## Task prompt
Return all lines below containing the word "Scene".

## Task data
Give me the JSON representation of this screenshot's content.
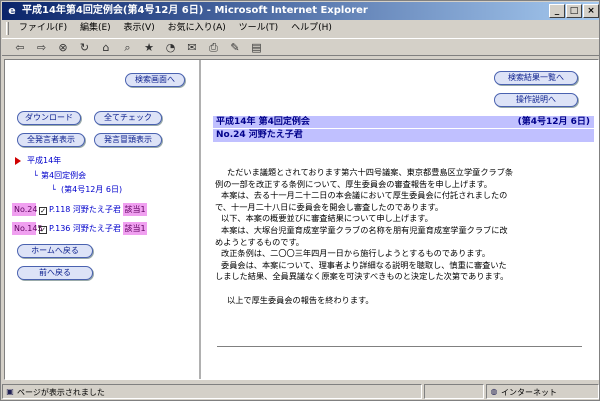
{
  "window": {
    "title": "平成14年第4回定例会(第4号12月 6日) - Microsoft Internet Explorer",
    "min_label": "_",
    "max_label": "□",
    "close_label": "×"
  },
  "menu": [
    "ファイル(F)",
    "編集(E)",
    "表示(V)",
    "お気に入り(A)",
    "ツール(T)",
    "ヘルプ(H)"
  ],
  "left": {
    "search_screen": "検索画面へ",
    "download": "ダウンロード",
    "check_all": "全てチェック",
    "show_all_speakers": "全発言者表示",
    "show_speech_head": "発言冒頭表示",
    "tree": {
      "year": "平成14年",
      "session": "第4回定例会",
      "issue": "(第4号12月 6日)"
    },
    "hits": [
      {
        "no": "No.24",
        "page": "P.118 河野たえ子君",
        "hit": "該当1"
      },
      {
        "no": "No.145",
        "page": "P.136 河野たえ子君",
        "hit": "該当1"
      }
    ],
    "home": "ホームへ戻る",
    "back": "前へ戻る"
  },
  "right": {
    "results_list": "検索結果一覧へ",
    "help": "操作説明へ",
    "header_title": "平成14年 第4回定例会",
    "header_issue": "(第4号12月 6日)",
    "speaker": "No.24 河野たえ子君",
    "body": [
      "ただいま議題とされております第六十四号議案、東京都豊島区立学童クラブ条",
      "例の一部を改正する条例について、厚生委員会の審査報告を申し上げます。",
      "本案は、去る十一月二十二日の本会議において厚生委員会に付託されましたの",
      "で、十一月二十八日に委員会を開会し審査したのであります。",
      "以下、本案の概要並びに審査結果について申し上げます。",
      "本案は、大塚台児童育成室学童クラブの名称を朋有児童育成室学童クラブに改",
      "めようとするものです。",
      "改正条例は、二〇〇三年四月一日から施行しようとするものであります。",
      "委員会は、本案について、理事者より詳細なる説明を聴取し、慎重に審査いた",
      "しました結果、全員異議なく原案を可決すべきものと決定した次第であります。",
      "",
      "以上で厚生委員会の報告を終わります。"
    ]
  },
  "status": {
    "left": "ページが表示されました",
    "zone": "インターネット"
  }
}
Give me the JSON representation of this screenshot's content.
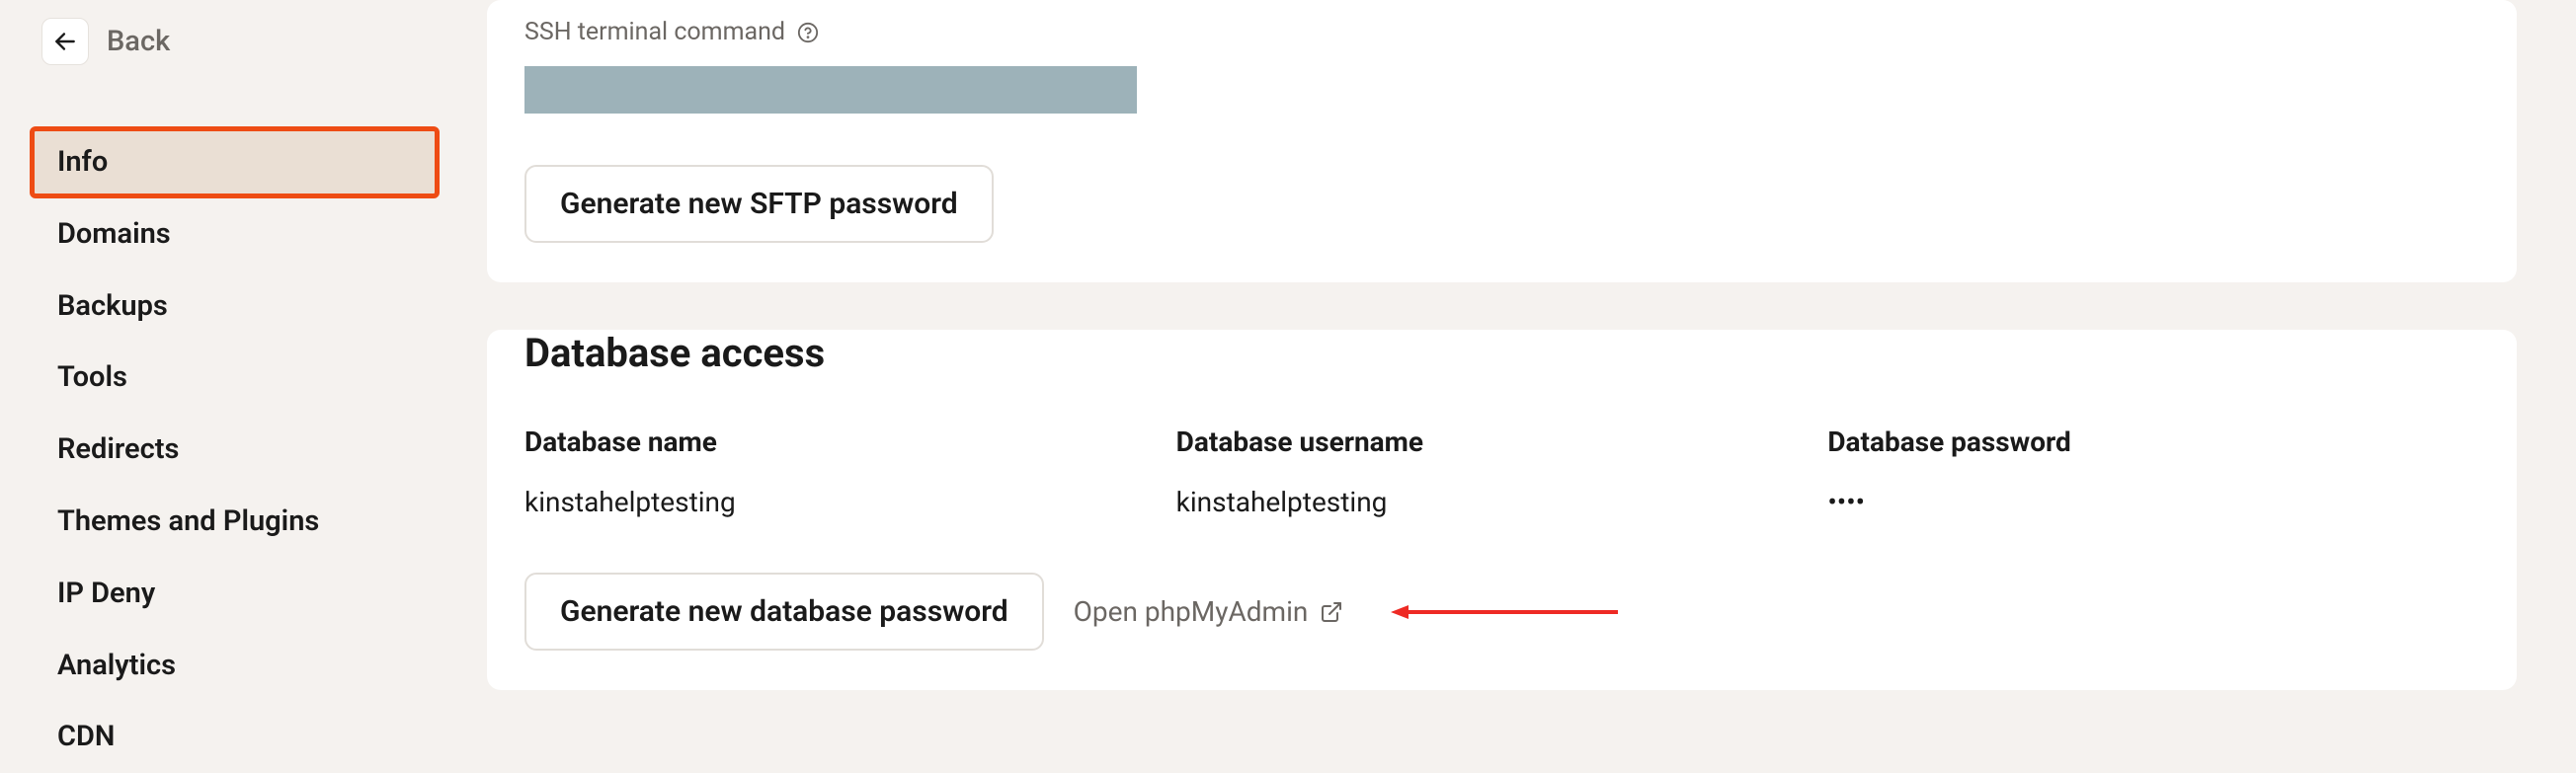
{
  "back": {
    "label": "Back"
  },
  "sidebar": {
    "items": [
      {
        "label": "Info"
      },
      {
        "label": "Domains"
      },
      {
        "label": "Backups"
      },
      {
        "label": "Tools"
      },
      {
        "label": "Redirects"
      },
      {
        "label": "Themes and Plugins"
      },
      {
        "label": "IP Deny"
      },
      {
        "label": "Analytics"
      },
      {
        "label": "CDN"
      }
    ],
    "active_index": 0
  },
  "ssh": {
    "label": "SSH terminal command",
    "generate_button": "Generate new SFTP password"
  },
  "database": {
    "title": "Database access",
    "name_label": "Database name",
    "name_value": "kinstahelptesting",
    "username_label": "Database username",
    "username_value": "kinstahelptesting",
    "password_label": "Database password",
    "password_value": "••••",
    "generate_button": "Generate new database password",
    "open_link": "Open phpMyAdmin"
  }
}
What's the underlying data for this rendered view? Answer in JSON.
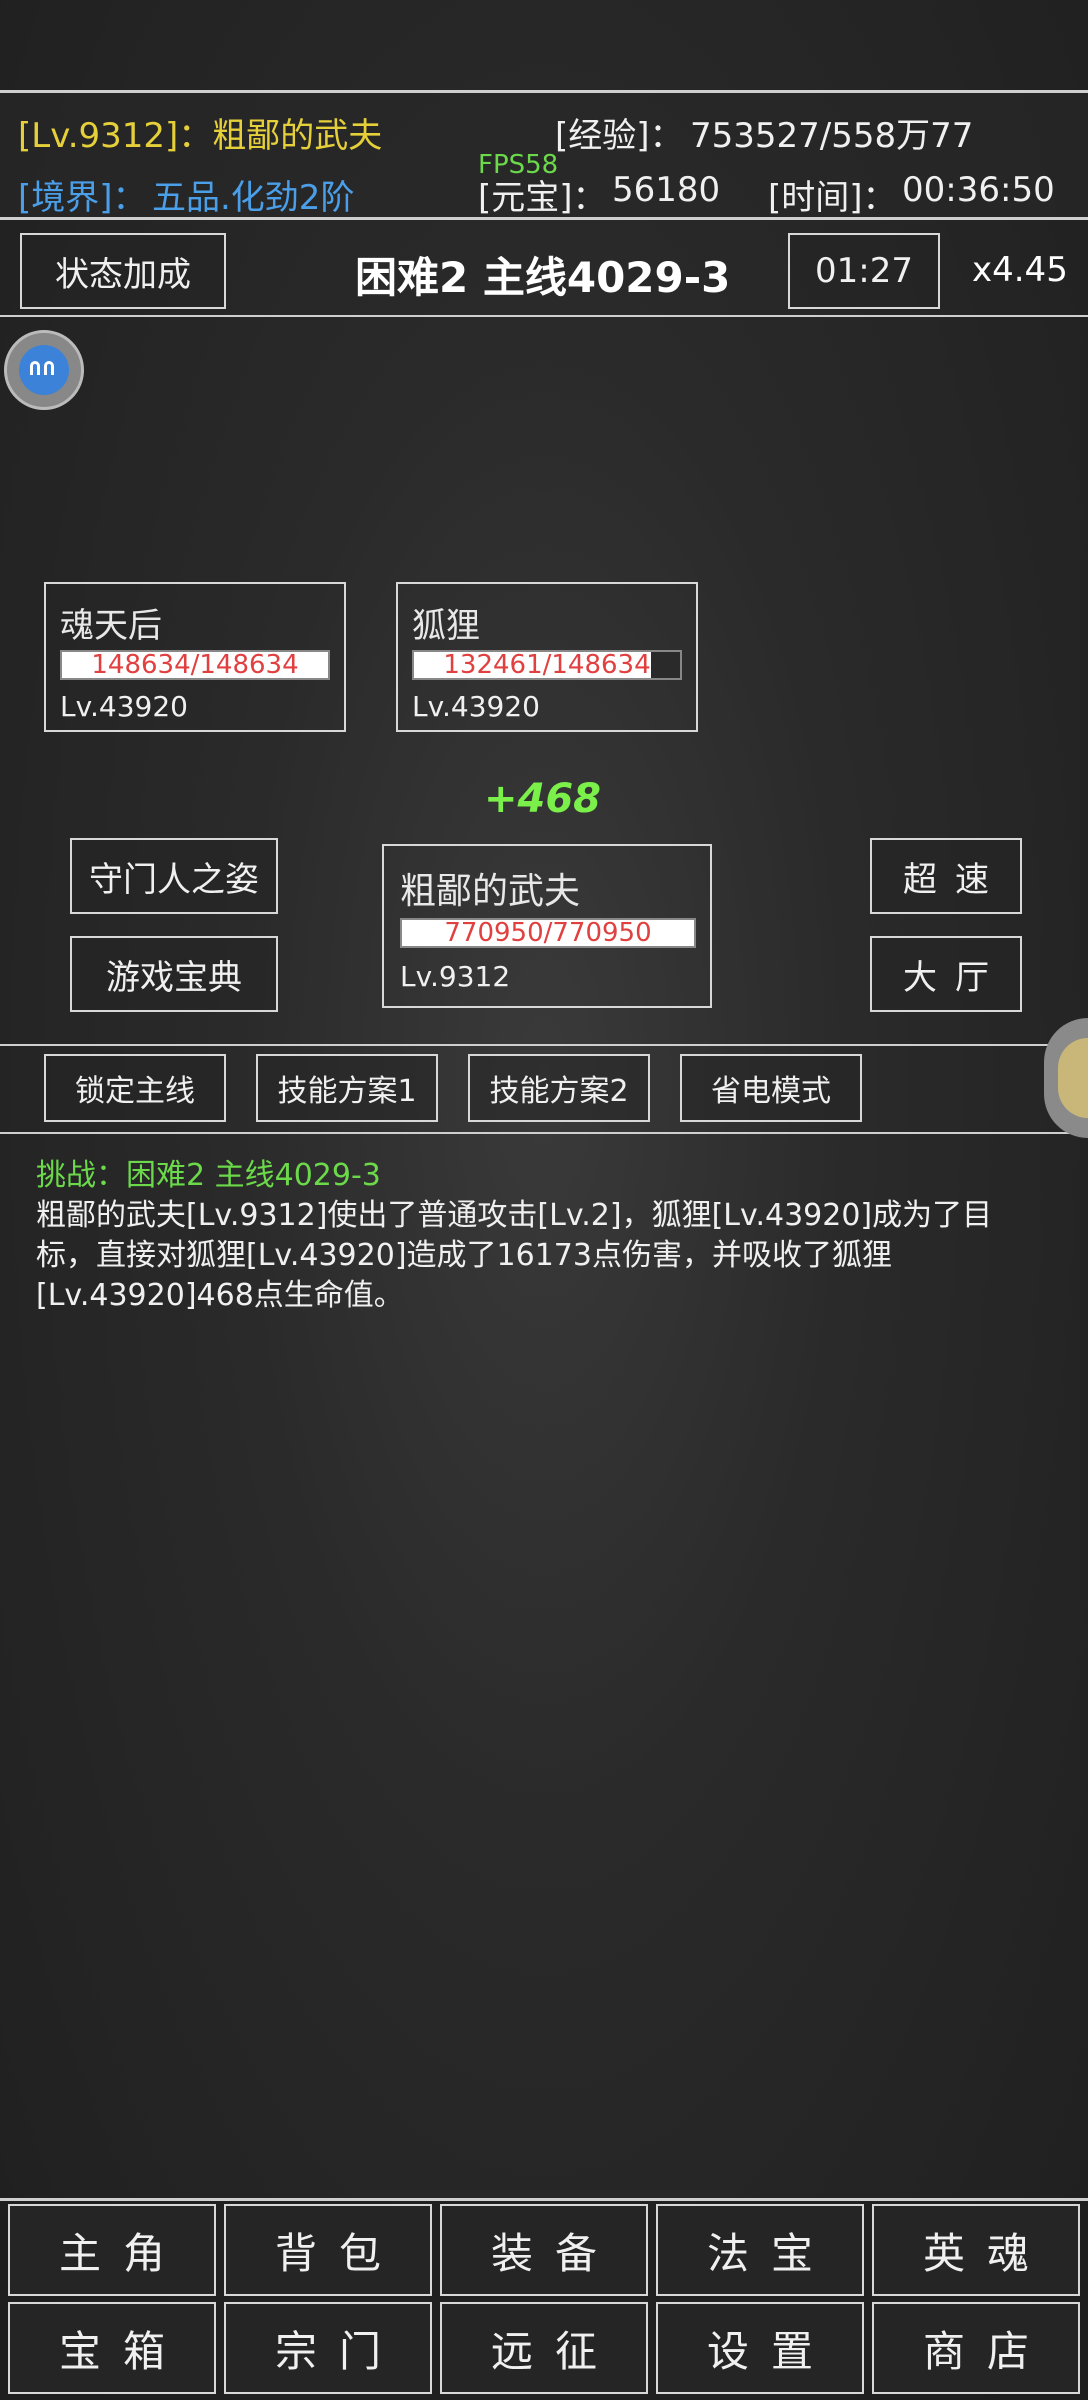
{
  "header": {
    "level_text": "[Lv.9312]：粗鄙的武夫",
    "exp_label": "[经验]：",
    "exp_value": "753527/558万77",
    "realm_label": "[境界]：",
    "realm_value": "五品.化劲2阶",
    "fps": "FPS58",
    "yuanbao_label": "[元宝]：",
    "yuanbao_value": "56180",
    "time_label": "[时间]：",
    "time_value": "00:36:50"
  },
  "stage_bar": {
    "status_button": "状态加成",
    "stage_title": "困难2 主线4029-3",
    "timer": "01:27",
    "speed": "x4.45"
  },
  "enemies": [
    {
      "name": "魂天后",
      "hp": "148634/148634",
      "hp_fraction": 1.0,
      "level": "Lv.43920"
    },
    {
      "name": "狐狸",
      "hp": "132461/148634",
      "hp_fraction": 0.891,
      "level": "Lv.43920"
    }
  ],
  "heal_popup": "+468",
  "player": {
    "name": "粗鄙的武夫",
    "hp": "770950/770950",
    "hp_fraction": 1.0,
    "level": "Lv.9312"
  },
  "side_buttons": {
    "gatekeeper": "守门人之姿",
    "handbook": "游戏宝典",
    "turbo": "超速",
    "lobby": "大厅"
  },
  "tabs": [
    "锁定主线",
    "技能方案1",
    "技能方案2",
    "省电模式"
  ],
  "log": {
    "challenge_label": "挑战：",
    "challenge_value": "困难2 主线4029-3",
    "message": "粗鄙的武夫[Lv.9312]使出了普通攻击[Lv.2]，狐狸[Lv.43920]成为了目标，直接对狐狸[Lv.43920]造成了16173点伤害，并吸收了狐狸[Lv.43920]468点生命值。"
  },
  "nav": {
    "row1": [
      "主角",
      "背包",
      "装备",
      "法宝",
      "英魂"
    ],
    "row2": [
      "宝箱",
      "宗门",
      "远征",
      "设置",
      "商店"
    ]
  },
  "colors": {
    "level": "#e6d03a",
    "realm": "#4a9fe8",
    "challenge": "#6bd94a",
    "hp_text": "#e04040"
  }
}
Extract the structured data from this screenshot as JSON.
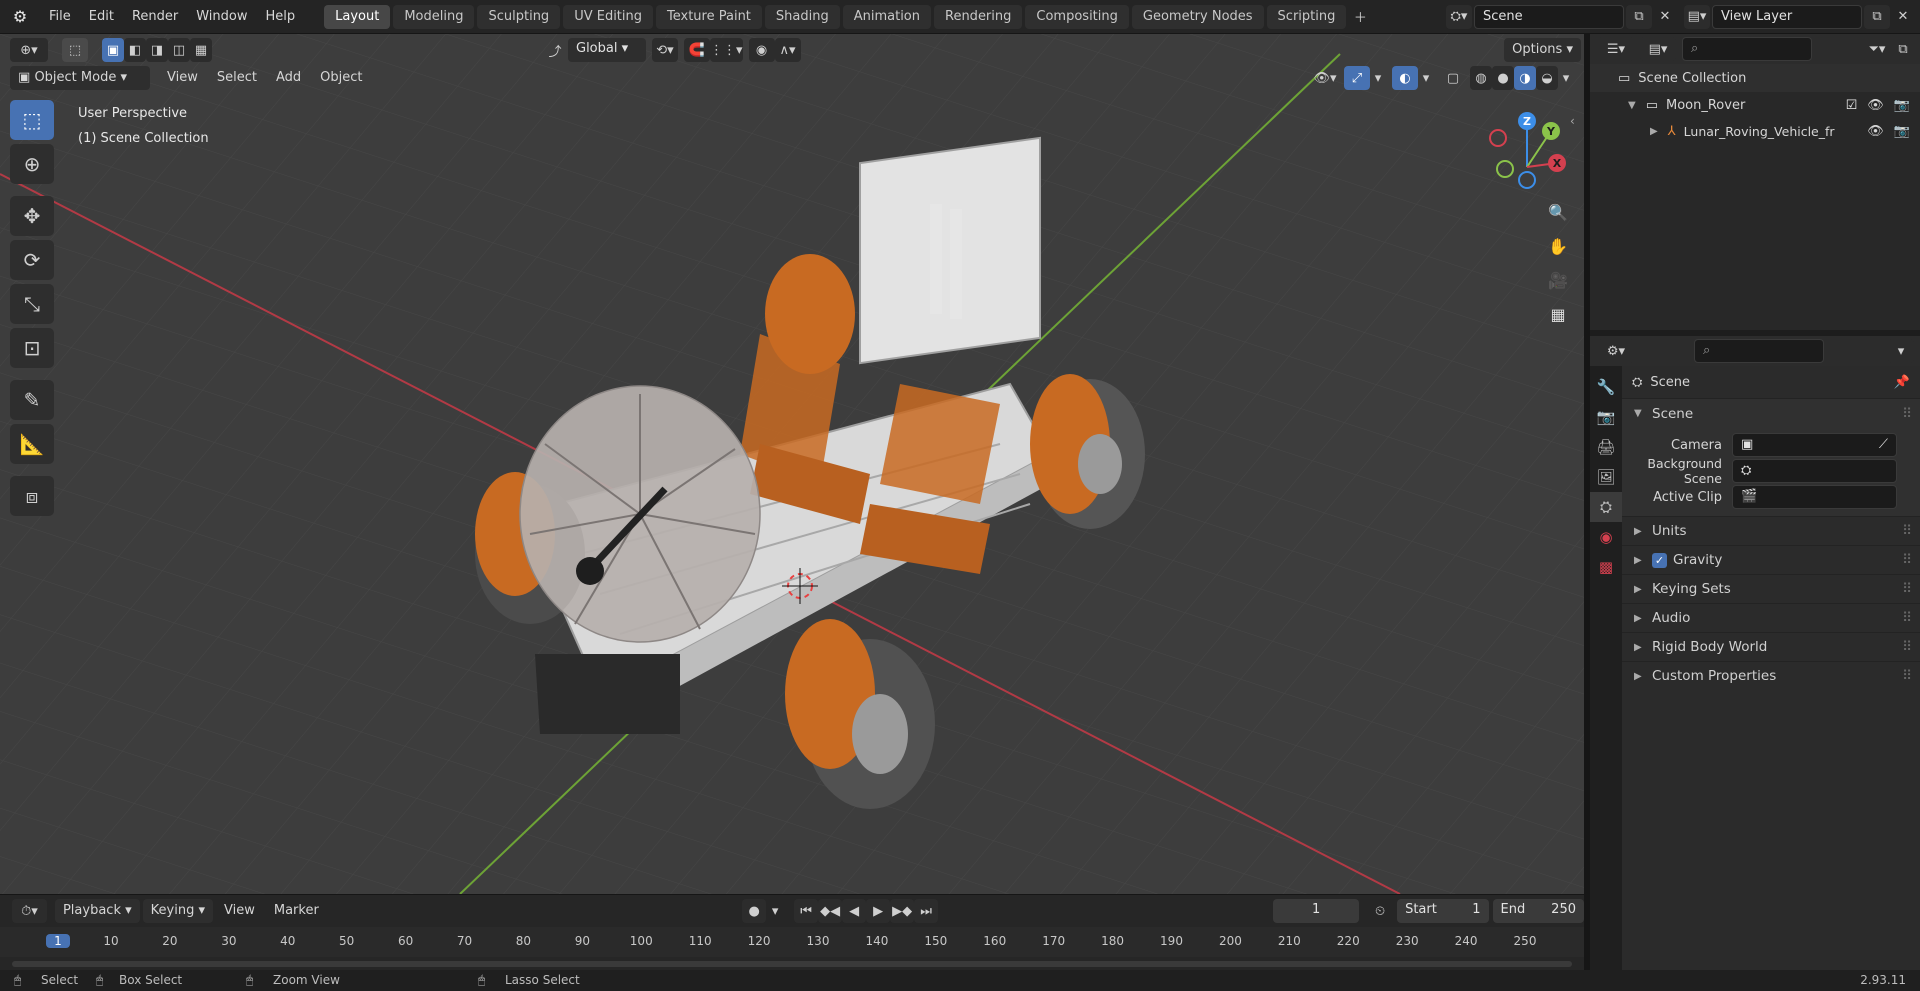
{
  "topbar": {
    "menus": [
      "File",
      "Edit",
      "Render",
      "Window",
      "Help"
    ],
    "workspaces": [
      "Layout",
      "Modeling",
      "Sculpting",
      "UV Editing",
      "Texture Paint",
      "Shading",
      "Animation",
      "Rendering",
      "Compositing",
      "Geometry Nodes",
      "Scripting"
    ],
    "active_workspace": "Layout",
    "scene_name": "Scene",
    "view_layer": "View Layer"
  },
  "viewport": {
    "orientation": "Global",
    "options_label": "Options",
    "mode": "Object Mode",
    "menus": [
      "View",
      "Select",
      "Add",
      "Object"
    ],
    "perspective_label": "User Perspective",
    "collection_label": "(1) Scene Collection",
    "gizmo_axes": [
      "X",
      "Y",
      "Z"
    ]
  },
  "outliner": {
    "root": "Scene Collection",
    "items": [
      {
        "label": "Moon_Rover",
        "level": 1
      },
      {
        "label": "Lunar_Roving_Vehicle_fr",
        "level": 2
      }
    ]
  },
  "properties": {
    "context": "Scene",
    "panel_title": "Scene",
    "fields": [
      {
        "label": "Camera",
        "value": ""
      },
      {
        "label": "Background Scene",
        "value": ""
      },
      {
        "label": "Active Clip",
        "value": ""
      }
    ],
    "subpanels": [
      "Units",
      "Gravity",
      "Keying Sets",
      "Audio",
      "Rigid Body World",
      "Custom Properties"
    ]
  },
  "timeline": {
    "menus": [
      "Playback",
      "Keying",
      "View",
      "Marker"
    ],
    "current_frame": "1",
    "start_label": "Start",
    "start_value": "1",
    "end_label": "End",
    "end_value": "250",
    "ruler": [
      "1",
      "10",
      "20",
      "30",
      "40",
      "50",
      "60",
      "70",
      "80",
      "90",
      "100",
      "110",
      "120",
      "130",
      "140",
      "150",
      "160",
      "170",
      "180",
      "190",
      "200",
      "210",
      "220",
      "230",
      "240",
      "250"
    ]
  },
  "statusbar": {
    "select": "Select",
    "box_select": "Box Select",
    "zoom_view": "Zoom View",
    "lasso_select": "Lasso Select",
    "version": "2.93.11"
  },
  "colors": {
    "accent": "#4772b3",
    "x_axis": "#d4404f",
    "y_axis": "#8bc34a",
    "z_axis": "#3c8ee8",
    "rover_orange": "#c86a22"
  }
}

## Answer to this task
    "scene_name": "Scene",
    "collection_label": "(1) Scene Collection",
    "root": "Scene Collection",
    "context": "Scene",
    "panel_title": "Scene",
        "label": "Background Scene",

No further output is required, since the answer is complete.